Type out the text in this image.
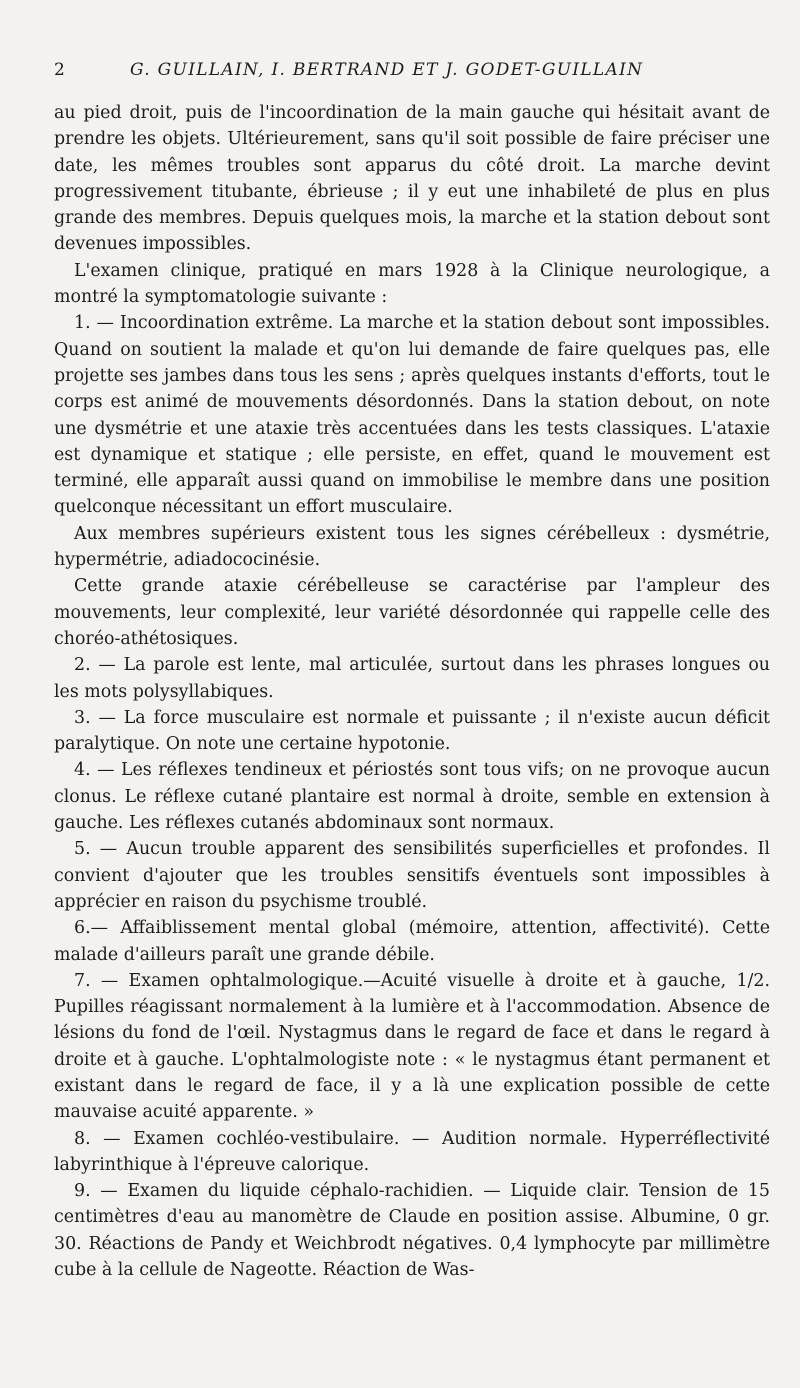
2	G. GUILLAIN, I. BERTRAND ET J. GODET-GUILLAIN

au pied droit, puis de l'incoordination de la main gauche qui hésitait avant de prendre les objets. Ultérieurement, sans qu'il soit possible de faire préciser une date, les mêmes troubles sont apparus du côté droit. La marche devint progressivement titubante, ébrieuse ; il y eut une inhabileté de plus en plus grande des membres. Depuis quelques mois, la marche et la station debout sont devenues impossibles.

L'examen clinique, pratiqué en mars 1928 à la Clinique neurologique, a montré la symptomatologie suivante :

1. — Incoordination extrême. La marche et la station debout sont impossibles. Quand on soutient la malade et qu'on lui demande de faire quelques pas, elle projette ses jambes dans tous les sens ; après quelques instants d'efforts, tout le corps est animé de mouvements désordonnés. Dans la station debout, on note une dysmétrie et une ataxie très accentuées dans les tests classiques. L'ataxie est dynamique et statique ; elle persiste, en effet, quand le mouvement est terminé, elle apparaît aussi quand on immobilise le membre dans une position quelconque nécessitant un effort musculaire.

Aux membres supérieurs existent tous les signes cérébelleux : dysmétrie, hypermétrie, adiadococinésie.

Cette grande ataxie cérébelleuse se caractérise par l'ampleur des mouvements, leur complexité, leur variété désordonnée qui rappelle celle des choréo-athétosiques.

2. — La parole est lente, mal articulée, surtout dans les phrases longues ou les mots polysyllabiques.

3. — La force musculaire est normale et puissante ; il n'existe aucun déficit paralytique. On note une certaine hypotonie.

4. — Les réflexes tendineux et périostés sont tous vifs; on ne provoque aucun clonus. Le réflexe cutané plantaire est normal à droite, semble en extension à gauche. Les réflexes cutanés abdominaux sont normaux.

5. — Aucun trouble apparent des sensibilités superficielles et profondes. Il convient d'ajouter que les troubles sensitifs éventuels sont impossibles à apprécier en raison du psychisme troublé.

6.— Affaiblissement mental global (mémoire, attention, affectivité). Cette malade d'ailleurs paraît une grande débile.

7. — Examen ophtalmologique.—Acuité visuelle à droite et à gauche, 1/2. Pupilles réagissant normalement à la lumière et à l'accommodation. Absence de lésions du fond de l'œil. Nystagmus dans le regard de face et dans le regard à droite et à gauche. L'ophtalmologiste note : « le nystagmus étant permanent et existant dans le regard de face, il y a là une explication possible de cette mauvaise acuité apparente. »

8. — Examen cochléo-vestibulaire. — Audition normale. Hyperréflectivité labyrinthique à l'épreuve calorique.

9. — Examen du liquide céphalo-rachidien. — Liquide clair. Tension de 15 centimètres d'eau au manomètre de Claude en position assise. Albumine, 0 gr. 30. Réactions de Pandy et Weichbrodt négatives. 0,4 lymphocyte par millimètre cube à la cellule de Nageotte. Réaction de Was-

*WHAT YOU HAVE TO DO:* Copy each line in full and exactly, omitting any picture.

*PROBLEM SOLUTION:*
Type out the text in this image.
2	G. GUILLAIN, I. BERTRAND ET J. GODET-GUILLAIN

au pied droit, puis de l'incoordination de la main gauche qui hésitait avant de prendre les objets. Ultérieurement, sans qu'il soit possible de faire préciser une date, les mêmes troubles sont apparus du côté droit. La marche devint progressivement titubante, ébrieuse ; il y eut une inhabileté de plus en plus grande des membres. Depuis quelques mois, la marche et la station debout sont devenues impossibles.

L'examen clinique, pratiqué en mars 1928 à la Clinique neurologique, a montré la symptomatologie suivante :

1. — Incoordination extrême. La marche et la station debout sont impossibles. Quand on soutient la malade et qu'on lui demande de faire quelques pas, elle projette ses jambes dans tous les sens ; après quelques instants d'efforts, tout le corps est animé de mouvements désordonnés. Dans la station debout, on note une dysmétrie et une ataxie très accentuées dans les tests classiques. L'ataxie est dynamique et statique ; elle persiste, en effet, quand le mouvement est terminé, elle apparaît aussi quand on immobilise le membre dans une position quelconque nécessitant un effort musculaire.

Aux membres supérieurs existent tous les signes cérébelleux : dysmétrie, hypermétrie, adiadococinésie.

Cette grande ataxie cérébelleuse se caractérise par l'ampleur des mouvements, leur complexité, leur variété désordonnée qui rappelle celle des choréo-athétosiques.

2. — La parole est lente, mal articulée, surtout dans les phrases longues ou les mots polysyllabiques.

3. — La force musculaire est normale et puissante ; il n'existe aucun déficit paralytique. On note une certaine hypotonie.

4. — Les réflexes tendineux et périostés sont tous vifs; on ne provoque aucun clonus. Le réflexe cutané plantaire est normal à droite, semble en extension à gauche. Les réflexes cutanés abdominaux sont normaux.

5. — Aucun trouble apparent des sensibilités superficielles et profondes. Il convient d'ajouter que les troubles sensitifs éventuels sont impossibles à apprécier en raison du psychisme troublé.

6.— Affaiblissement mental global (mémoire, attention, affectivité). Cette malade d'ailleurs paraît une grande débile.

7. — Examen ophtalmologique.—Acuité visuelle à droite et à gauche, 1/2. Pupilles réagissant normalement à la lumière et à l'accommodation. Absence de lésions du fond de l'œil. Nystagmus dans le regard de face et dans le regard à droite et à gauche. L'ophtalmologiste note : « le nystagmus étant permanent et existant dans le regard de face, il y a là une explication possible de cette mauvaise acuité apparente. »

8. — Examen cochléo-vestibulaire. — Audition normale. Hyperréflectivité labyrinthique à l'épreuve calorique.

9. — Examen du liquide céphalo-rachidien. — Liquide clair. Tension de 15 centimètres d'eau au manomètre de Claude en position assise. Albumine, 0 gr. 30. Réactions de Pandy et Weichbrodt négatives. 0,4 lymphocyte par millimètre cube à la cellule de Nageotte. Réaction de Was-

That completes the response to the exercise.